[[ Document segment open ]]

LAB5 Static Verification Techniques -- Exercises

Integration and Verification Techniques (VIMIAC04)

Note: Please treat these exercises also as professional work. For example, instead of "asdfg" use more meaningful commit messages like "Add acceleration feature" or "Fix #5" (you can find detailed advice in the How to Write a Git Commit Message and the Git Style Guide posts).

Initialization

Static Analysis

The purpose of the first subtask is to perform static analysis with the Sonar tool suite on your repository.

SonarLint

SonarLint can be easily installed in major IDEs. During this lab, we use it in Visual Studio Code.

Connecting the GitHub repository to SonarCloud

In this task, you connect your own public repository to the SonarCloud cloud-based code quality platform.

With the above settings, static analysis will be run on every new commit on the CI server, and it will provide feedback about code quality.

Code Review

The purpose of the second task is to fix some of the issues found by SonarQube and then to review the changes by forming pairs and using the GitHub Pull Request Review feature. The purpose of this feature is to support efficient code review, e.g., by attaching comments to lines of code.

Fixing Issues

  1. [local] Switch to a new branch (git checkout -b <name_of_new_branch>).
  2. [local] Fix the 3 Bug issues found by SonarLint, each in a separate commit. Make sure to work on the new branch.
  3. [local] Push the modifications to the remote GitHub repository (git push).

Review

  1. [web] Form pairs. Give permissions to your repository for the other person. This can be done on the web interface of GitHub under the page Settings / Collaborators.
  2. [web] If your partner also gave permissions for you, you should receive an e-mail. Click on the View invitation link to accept.
  3. [web] Create a pull request in your own repository using the following steps.
    1. [web] Start creating the pull request (PR) on the Pull requests tab with the New pull request button.
    2. [web] The base branch should remain the default master, and for the compare branch, pick your new branch. You should see a label "Able to merge" and your previous commits. Click on Create pull request to continue.
    3. [web] On the next page you can give the details and settings for the pull request. Add a meaningful name and a short description. On the right side assign yourself (Assignees) and request a review from your partner (Reviewers).
    4. [web] Finalize the request with the Create pull request button. Your partner should receive a notification about the requested review.
    5. On the Checks page of the PR you can follow that the CI build has started automatically. Once they finish, you can check the analysis results on the Conversation page.

[[ Document segment closed ]]
[[ Entries provided open ]]

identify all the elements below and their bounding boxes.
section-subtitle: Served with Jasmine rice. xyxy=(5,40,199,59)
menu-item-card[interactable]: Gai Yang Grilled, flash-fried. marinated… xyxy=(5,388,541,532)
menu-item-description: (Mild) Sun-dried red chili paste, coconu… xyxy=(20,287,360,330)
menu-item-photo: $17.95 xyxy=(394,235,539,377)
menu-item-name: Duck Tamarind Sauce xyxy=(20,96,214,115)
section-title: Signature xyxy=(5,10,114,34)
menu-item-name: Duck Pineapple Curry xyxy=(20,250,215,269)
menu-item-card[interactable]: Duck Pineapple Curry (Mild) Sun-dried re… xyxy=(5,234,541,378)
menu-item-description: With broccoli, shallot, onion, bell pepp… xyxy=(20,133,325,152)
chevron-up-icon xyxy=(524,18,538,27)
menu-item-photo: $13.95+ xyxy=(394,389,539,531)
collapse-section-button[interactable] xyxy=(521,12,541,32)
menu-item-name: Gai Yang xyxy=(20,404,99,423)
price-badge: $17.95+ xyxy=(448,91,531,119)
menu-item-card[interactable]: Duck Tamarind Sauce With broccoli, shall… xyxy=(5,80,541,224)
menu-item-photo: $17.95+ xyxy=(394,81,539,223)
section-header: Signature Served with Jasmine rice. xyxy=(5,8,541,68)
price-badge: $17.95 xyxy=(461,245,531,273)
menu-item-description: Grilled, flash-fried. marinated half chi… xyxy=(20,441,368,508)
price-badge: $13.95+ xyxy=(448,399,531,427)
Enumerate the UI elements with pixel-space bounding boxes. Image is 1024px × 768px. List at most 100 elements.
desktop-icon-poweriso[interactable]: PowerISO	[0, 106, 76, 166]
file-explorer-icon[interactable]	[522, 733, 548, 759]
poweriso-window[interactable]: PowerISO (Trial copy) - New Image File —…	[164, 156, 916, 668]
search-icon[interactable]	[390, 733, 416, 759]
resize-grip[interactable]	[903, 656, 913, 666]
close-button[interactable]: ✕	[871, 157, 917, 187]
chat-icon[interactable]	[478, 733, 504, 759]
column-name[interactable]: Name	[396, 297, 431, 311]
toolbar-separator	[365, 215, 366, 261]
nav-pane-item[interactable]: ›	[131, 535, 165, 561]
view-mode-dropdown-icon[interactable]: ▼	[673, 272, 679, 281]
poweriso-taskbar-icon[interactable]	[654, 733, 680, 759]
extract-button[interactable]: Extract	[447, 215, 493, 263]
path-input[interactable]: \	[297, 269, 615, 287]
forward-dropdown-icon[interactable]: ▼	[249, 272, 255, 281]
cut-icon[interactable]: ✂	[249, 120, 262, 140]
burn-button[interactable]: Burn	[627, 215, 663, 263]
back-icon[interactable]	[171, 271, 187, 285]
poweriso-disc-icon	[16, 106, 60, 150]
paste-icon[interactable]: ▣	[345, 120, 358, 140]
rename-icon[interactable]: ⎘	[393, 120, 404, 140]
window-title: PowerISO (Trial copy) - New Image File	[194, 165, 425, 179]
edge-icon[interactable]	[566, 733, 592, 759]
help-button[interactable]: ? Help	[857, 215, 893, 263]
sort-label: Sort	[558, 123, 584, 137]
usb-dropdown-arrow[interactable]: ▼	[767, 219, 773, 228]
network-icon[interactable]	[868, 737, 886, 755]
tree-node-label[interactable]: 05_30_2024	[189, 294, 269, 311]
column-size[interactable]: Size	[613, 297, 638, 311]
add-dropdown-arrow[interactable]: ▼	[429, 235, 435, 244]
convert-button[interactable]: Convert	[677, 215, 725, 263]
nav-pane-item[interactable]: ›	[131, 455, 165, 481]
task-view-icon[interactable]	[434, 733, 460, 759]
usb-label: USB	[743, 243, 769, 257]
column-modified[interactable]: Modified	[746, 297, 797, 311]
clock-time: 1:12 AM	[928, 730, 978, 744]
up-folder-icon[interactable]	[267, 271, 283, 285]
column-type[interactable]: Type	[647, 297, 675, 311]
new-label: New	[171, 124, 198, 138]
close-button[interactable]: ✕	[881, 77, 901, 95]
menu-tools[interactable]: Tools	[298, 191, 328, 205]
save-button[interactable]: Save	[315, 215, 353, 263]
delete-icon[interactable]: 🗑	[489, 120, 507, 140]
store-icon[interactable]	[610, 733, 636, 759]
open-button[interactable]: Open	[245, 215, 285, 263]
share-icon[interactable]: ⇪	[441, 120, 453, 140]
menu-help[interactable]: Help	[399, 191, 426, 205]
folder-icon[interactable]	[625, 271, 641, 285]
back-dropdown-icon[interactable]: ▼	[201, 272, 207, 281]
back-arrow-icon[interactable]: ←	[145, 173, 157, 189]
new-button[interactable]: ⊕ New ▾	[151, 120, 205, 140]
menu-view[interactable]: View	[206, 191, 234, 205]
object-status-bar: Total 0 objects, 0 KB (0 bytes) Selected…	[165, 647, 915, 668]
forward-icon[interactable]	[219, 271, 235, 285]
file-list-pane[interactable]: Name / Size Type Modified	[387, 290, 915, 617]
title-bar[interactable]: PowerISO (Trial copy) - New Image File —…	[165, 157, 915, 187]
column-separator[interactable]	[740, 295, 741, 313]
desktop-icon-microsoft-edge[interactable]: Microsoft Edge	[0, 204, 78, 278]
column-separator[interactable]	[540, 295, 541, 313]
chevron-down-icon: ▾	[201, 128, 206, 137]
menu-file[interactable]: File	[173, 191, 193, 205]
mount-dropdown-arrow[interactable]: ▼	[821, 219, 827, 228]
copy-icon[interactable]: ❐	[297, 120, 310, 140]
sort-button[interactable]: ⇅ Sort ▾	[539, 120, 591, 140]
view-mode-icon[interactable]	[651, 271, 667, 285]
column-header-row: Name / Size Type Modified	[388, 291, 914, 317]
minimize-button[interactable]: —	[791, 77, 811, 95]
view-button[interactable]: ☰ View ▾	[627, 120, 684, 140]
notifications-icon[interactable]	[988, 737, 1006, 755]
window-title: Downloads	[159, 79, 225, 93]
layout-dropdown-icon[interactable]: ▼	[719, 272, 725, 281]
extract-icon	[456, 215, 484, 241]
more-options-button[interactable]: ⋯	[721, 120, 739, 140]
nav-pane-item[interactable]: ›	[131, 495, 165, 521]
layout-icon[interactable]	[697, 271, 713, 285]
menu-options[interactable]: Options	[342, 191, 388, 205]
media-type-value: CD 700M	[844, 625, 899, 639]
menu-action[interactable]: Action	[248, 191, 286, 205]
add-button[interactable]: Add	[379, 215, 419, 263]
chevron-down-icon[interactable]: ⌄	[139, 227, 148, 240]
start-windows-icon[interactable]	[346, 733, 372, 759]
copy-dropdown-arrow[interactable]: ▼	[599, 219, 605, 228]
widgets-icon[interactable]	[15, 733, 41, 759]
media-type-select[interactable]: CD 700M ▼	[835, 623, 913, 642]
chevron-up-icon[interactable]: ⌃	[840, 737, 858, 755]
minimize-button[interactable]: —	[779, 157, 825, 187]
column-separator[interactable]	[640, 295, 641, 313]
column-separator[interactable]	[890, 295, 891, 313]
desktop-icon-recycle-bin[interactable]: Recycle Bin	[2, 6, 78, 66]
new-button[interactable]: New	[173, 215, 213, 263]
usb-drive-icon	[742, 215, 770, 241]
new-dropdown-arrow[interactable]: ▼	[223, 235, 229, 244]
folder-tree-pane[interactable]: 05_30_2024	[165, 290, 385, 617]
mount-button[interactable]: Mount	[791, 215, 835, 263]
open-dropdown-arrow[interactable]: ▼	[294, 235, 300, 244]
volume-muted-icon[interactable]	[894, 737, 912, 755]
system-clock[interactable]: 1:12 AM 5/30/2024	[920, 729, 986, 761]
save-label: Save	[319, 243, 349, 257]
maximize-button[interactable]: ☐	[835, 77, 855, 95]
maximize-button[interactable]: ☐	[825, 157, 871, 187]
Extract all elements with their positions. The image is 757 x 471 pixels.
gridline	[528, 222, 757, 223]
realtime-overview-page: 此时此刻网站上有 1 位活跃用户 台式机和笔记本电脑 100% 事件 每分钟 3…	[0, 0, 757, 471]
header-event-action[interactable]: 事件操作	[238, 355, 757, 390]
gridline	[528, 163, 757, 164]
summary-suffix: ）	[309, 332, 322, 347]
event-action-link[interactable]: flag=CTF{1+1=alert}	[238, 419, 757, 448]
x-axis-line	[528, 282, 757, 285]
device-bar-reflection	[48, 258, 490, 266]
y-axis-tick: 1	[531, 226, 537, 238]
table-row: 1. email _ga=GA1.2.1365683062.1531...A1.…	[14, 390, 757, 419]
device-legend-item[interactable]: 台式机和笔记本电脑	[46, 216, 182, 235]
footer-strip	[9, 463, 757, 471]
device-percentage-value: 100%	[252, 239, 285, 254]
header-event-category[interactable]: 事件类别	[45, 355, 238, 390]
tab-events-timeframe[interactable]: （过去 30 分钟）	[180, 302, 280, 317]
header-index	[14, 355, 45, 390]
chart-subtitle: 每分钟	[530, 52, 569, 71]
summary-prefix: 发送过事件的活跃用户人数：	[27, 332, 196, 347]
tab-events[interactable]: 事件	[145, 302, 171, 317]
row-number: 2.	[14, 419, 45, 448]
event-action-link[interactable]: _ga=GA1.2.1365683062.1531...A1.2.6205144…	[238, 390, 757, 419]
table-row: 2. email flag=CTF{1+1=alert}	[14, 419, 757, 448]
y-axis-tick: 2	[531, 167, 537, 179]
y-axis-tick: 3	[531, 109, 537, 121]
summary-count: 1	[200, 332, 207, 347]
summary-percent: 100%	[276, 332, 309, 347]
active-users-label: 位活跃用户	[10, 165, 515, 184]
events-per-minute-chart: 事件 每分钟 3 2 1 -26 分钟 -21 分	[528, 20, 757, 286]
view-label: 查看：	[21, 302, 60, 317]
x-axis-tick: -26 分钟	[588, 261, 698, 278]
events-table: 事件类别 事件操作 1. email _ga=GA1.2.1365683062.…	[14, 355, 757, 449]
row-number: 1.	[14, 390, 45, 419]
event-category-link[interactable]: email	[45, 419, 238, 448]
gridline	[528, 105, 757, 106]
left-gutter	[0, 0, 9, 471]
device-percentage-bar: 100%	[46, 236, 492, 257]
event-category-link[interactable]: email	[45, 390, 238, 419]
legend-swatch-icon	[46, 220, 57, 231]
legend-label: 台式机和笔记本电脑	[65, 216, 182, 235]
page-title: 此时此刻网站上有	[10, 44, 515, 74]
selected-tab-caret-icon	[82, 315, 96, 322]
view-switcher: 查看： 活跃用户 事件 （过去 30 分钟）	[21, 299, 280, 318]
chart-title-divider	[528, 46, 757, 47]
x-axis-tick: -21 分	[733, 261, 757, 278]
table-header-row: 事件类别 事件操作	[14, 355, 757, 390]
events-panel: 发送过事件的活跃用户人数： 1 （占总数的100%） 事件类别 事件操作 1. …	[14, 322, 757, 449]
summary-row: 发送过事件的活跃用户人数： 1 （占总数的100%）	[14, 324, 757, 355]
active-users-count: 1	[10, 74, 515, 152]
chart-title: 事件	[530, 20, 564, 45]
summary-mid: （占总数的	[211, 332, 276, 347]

[[ Entries provided closed ]]

**Problems and tasks**
1. Reproduce the part of the lab exercise sheet starting at "1. [web] Form" and ending at "the following steps.".
2. Which pages or tabs of the GitHub web interface does the lab exercise sheet name? List every one.
3. Write the next part of the lab exercise sheet, picking up after its final sentence.

**Answers per task**
1.
1. [web] Form pairs. Give permissions to your repository for the other person. This can be done on the web interface of GitHub under the page Settings / Collaborators.
  2. [web] If your partner also gave permissions for you, you should receive an e-mail. Click on the View invitation link to accept.
  3. [web] Create a pull request in your own repository using the following steps.

2.
- Settings / Collaborators
- Pull requests tab
- Checks page of the PR
- Conversation page

3.
  4. [web] If your partner also followed the previous steps, you should receive a notification about a pull request review. Go to the repository of your partner and find their pull request.
  5. [web] Perform the review with the following steps.
    1. [web] Go to the Files changed tab. You can see the files modified by your partner. Review the files and attach comments by clicking on lines. It is important to start adding comments by clicking on Start a review, instead of using Add single comment.
    2. [web] After finishing the review, click on Review changes in the top right corner. Write a short summary and request changes.
    3. [web] Finish the review process by clicking on Submit review.
  6. [web/local] Wait until your partner finishes reviewing your pull request. Then fix your code based on the review. The changes should still go to the new branch in one or more commits. After finishing, push the changes to the remote repository (git push).
  7. [web] Wait until your partner finishes fixing their code based on your review. Then goo to the pull request of your partner to see the changes on the Files changed tab. Accept the changes by clicking Review changes and Approve.

Analyzing the Changes

  1. [web] Check on SonarCloud whether all issues were indeed fixed.
  2. [web] If you check SonarCloud, you will see that there is a pending Security issue with your code. The issue relates to the use of Random. Read and consider the What's the risk? and Assess the risk descriptions.
  3. [web] Since this code does not have such security aspect, declare the use of Random Safe, and rerun the analysis from GitHub.
  4. [web] If your partner also accepted your changes, and all the checks have passed (are green), merge your pull request (at the bottom of Conversation tab).